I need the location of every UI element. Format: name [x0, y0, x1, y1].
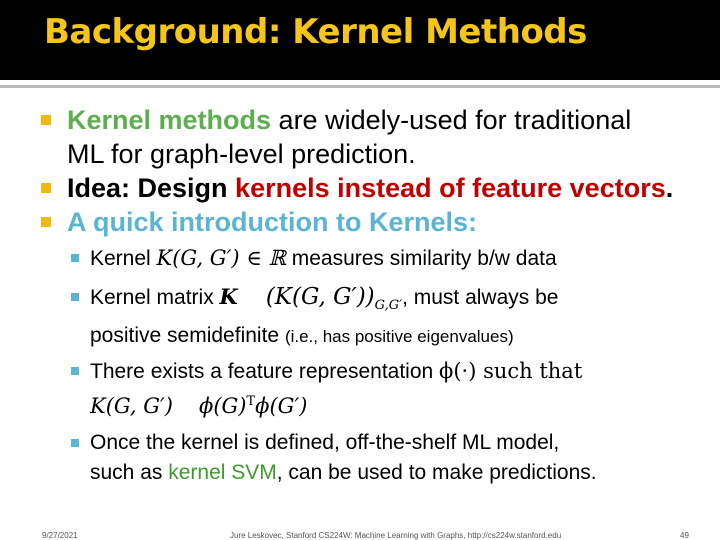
sub-bullet-marker: [71, 293, 79, 301]
kernel-svm-highlight: kernel SVM: [168, 461, 277, 485]
kernel-formula: K(G, G′) ∈ ℝ: [156, 246, 286, 270]
slide-title: Background: Kernel Methods: [44, 12, 587, 52]
bullet-marker: [41, 217, 51, 227]
bullet-marker: [41, 183, 51, 193]
phi-g-prime: ϕ(G′): [255, 394, 308, 419]
off-the-shelf-post: , can be used to make predictions.: [276, 461, 597, 485]
kernel-matrix-rest: , must always be: [402, 286, 559, 309]
kernel-matrix-formula: (K(G, G′)): [265, 284, 375, 310]
sub-bullet-marker: [71, 439, 79, 448]
sub-bullet-off-the-shelf: Once the kernel is defined, off-the-shel…: [0, 428, 720, 488]
bullet-text-line2: ML for graph-level prediction.: [67, 139, 416, 169]
title-divider: [0, 80, 720, 88]
idea-prefix: Idea: Design: [67, 173, 236, 203]
kernel-expr: K(G, G′): [90, 394, 173, 419]
bullet-marker: [41, 115, 51, 125]
psd-note: (i.e., has positive eigenvalues): [284, 327, 514, 347]
sub-bullet-marker: [71, 254, 79, 262]
footer-page-number: 49: [680, 531, 689, 540]
bullet-quick-intro: A quick introduction to Kernels:: [0, 205, 720, 239]
kernel-methods-highlight: Kernel methods: [67, 105, 272, 135]
phi-g: ϕ(G): [199, 394, 247, 419]
sub-bullet-marker: [71, 367, 79, 376]
footer-credit: Jure Leskovec, Stanford CS224W: Machine …: [230, 531, 562, 540]
idea-highlight: kernels instead of feature vectors: [235, 173, 666, 203]
bullet-kernel-methods: Kernel methods are widely-used for tradi…: [0, 103, 720, 171]
bullet-text: are widely-used for traditional: [271, 105, 632, 135]
title-bar: Background: Kernel Methods: [0, 0, 720, 80]
slide-content: Kernel methods are widely-used for tradi…: [0, 103, 720, 488]
off-the-shelf-pre: such as: [90, 461, 169, 485]
off-the-shelf-line1: Once the kernel is defined, off-the-shel…: [90, 431, 560, 455]
quick-intro-text: A quick introduction to Kernels:: [67, 207, 478, 237]
transpose-sup: T: [246, 394, 256, 410]
kernel-matrix-symbol: K: [219, 284, 238, 309]
footer-date: 9/27/2021: [42, 531, 78, 540]
psd-text: positive semidefinite: [90, 324, 285, 348]
bullet-idea: Idea: Design kernels instead of feature …: [0, 171, 720, 205]
idea-suffix: .: [665, 173, 674, 203]
sub-bullet-kernel-matrix: Kernel matrix K (K(G, G′))G,G′, must alwa…: [0, 282, 720, 352]
kernel-matrix-label: Kernel matrix: [90, 286, 220, 309]
sub-bullet-kernel: Kernel K(G, G′) ∈ ℝ measures similarity …: [0, 243, 720, 274]
feature-rep-text: There exists a feature representation: [90, 360, 440, 384]
sub-bullet-feature-rep: There exists a feature representation ϕ(…: [0, 356, 720, 422]
feature-rep-math: ϕ(·) such that: [439, 359, 583, 384]
kernel-matrix-subscript: G,G′: [374, 298, 403, 314]
kernel-label: Kernel: [90, 247, 157, 270]
kernel-description: measures similarity b/w data: [285, 247, 557, 270]
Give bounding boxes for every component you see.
----------
WRITTEN INSTRUCTION:
Repeat the item lines verbatim, beginning with the line that contains "sub-bullet-marker: [71, 293, 79, 301]" and continuing through the line that contains "phi-g-prime: ϕ(G′): [255, 394, 308, 419]".

RESPONSE TO THE EXERCISE:
sub-bullet-marker: [71, 293, 79, 301]
kernel-svm-highlight: kernel SVM: [168, 461, 277, 485]
kernel-formula: K(G, G′) ∈ ℝ: [156, 246, 286, 270]
slide-title: Background: Kernel Methods: [44, 12, 587, 52]
bullet-marker: [41, 217, 51, 227]
bullet-marker: [41, 183, 51, 193]
phi-g-prime: ϕ(G′): [255, 394, 308, 419]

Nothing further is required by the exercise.